● TASK DESCRIPTION
Copy every line of the data that contains the string "color".

[Records from a collection of figures]
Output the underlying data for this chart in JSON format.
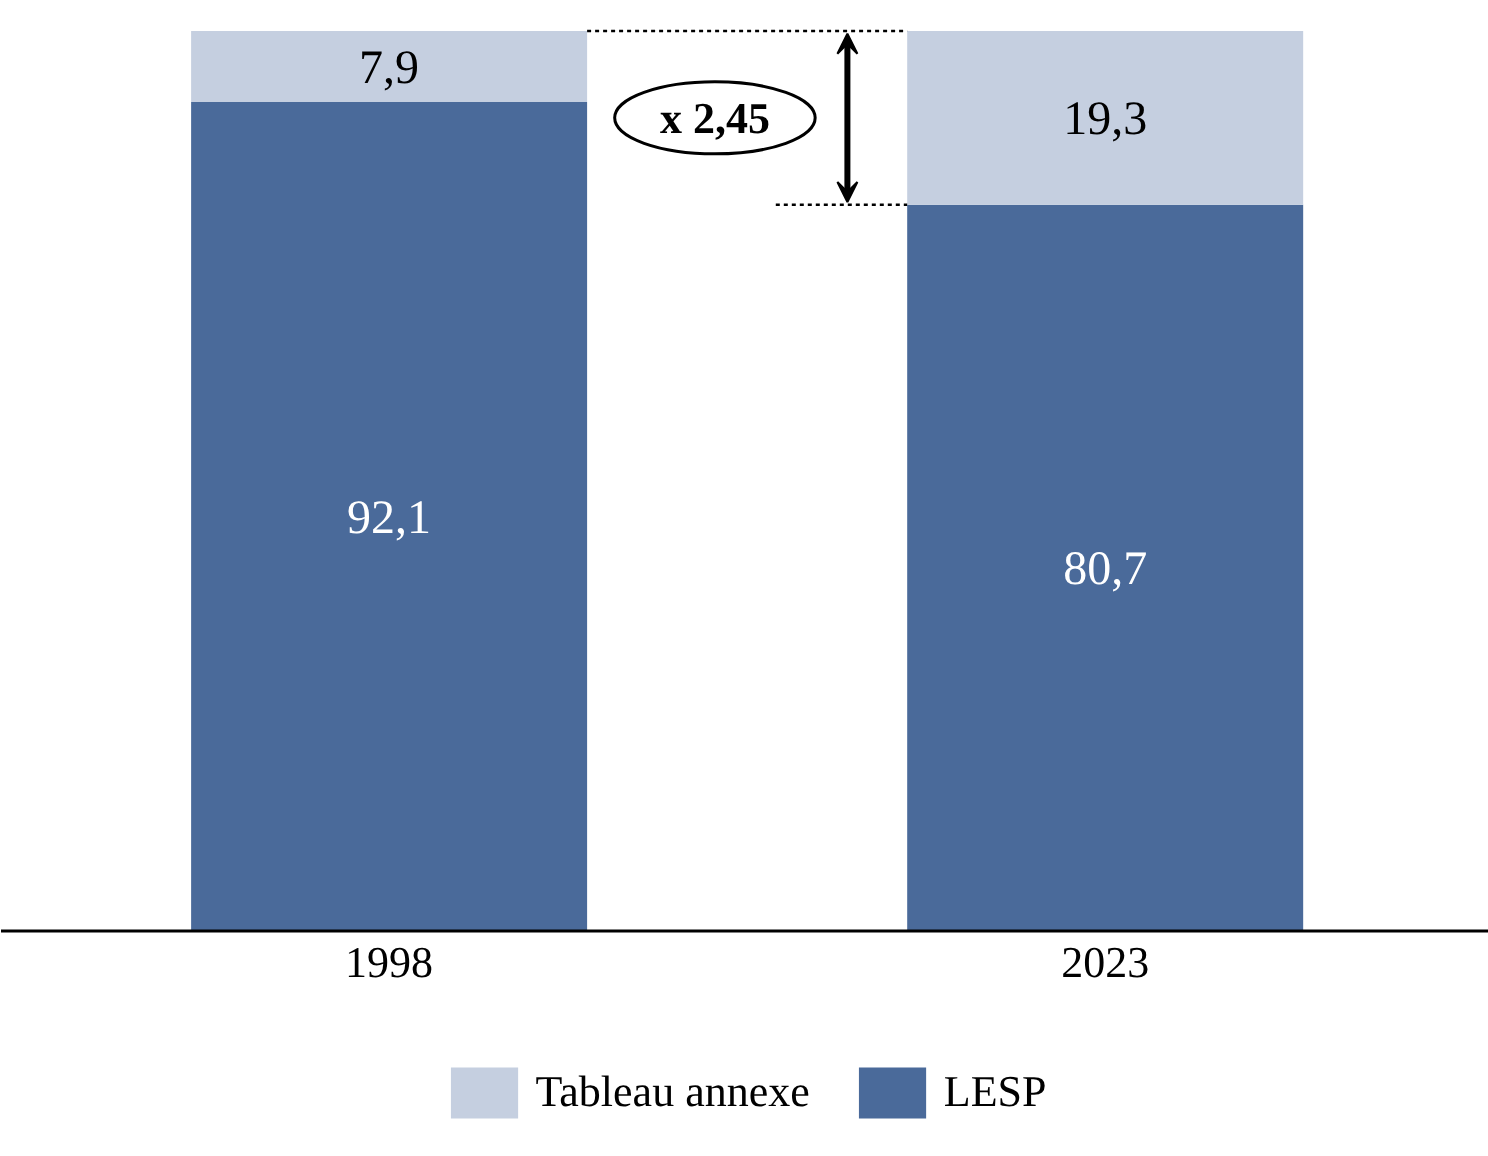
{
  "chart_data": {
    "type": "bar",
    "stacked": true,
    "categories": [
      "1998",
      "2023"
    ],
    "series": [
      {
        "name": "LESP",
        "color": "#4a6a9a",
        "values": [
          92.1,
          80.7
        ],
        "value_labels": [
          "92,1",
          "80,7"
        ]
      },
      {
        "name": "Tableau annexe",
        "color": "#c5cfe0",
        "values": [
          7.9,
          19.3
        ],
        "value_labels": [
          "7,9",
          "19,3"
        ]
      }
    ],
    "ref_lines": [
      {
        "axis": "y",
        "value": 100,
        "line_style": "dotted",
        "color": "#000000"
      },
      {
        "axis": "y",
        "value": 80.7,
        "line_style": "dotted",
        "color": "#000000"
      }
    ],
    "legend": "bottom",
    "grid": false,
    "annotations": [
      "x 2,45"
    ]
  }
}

● SOLUTION TO THIS TASK
        "color": "#4a6a9a",
        "color": "#c5cfe0",
        "color": "#000000"
        "color": "#000000"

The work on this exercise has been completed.